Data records
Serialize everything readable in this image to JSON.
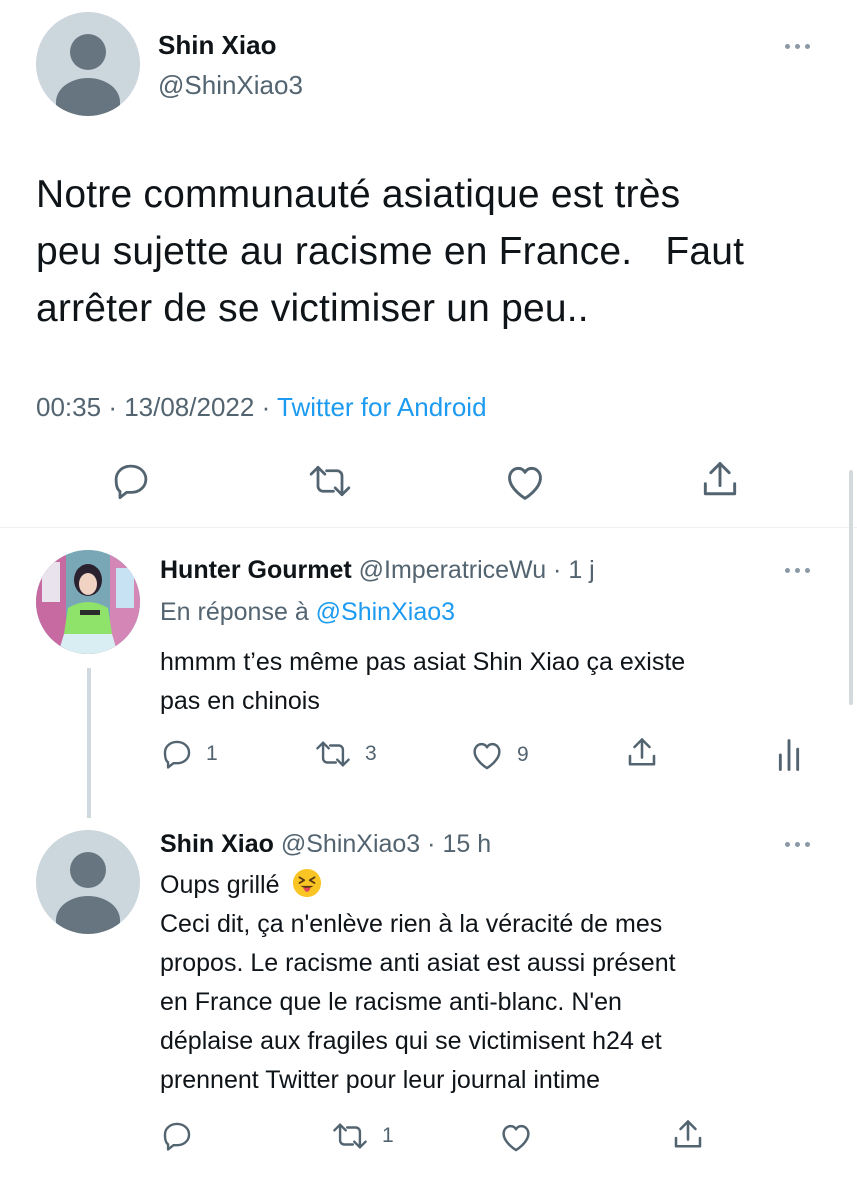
{
  "main_tweet": {
    "name": "Shin Xiao",
    "handle": "@ShinXiao3",
    "text_line1": "Notre communauté asiatique est très",
    "text_line2": "peu sujette au racisme en France.   Faut",
    "text_line3": "arrêter de se victimiser un peu..",
    "time": "00:35",
    "date": "13/08/2022",
    "source": "Twitter for Android",
    "actions": [
      "reply-icon",
      "retweet-icon",
      "like-icon",
      "share-icon"
    ]
  },
  "reply1": {
    "name": "Hunter Gourmet",
    "handle": "@ImperatriceWu",
    "age": "1 j",
    "replying_prefix": "En réponse à",
    "replying_to": "@ShinXiao3",
    "text_line1": "hmmm t’es même pas asiat Shin Xiao ça existe",
    "text_line2": "pas en chinois",
    "reply_count": "1",
    "retweet_count": "3",
    "like_count": "9"
  },
  "reply2": {
    "name": "Shin Xiao",
    "handle": "@ShinXiao3",
    "age": "15 h",
    "text_line1": "Oups grillé",
    "text_line2": "Ceci dit, ça n'enlève rien à la véracité de mes",
    "text_line3": "propos. Le racisme anti asiat est aussi présent",
    "text_line4": "en France que le racisme anti-blanc. N'en",
    "text_line5": "déplaise aux fragiles qui se victimisent h24 et",
    "text_line6": "prennent Twitter pour leur journal intime",
    "retweet_count": "1"
  },
  "colors": {
    "text": "#0f1419",
    "secondary": "#536471",
    "link": "#1d9bf0",
    "avatar_bg": "#ccd6dd",
    "avatar_fg": "#66757f"
  }
}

*STATED TASK*
Show every line of the listing in which the string "racisme" can be found.

*RIGHT ANSWER*
    "text_line2": "peu sujette au racisme en France.   Faut",
    "text_line3": "propos. Le racisme anti asiat est aussi présent",
    "text_line4": "en France que le racisme anti-blanc. N'en",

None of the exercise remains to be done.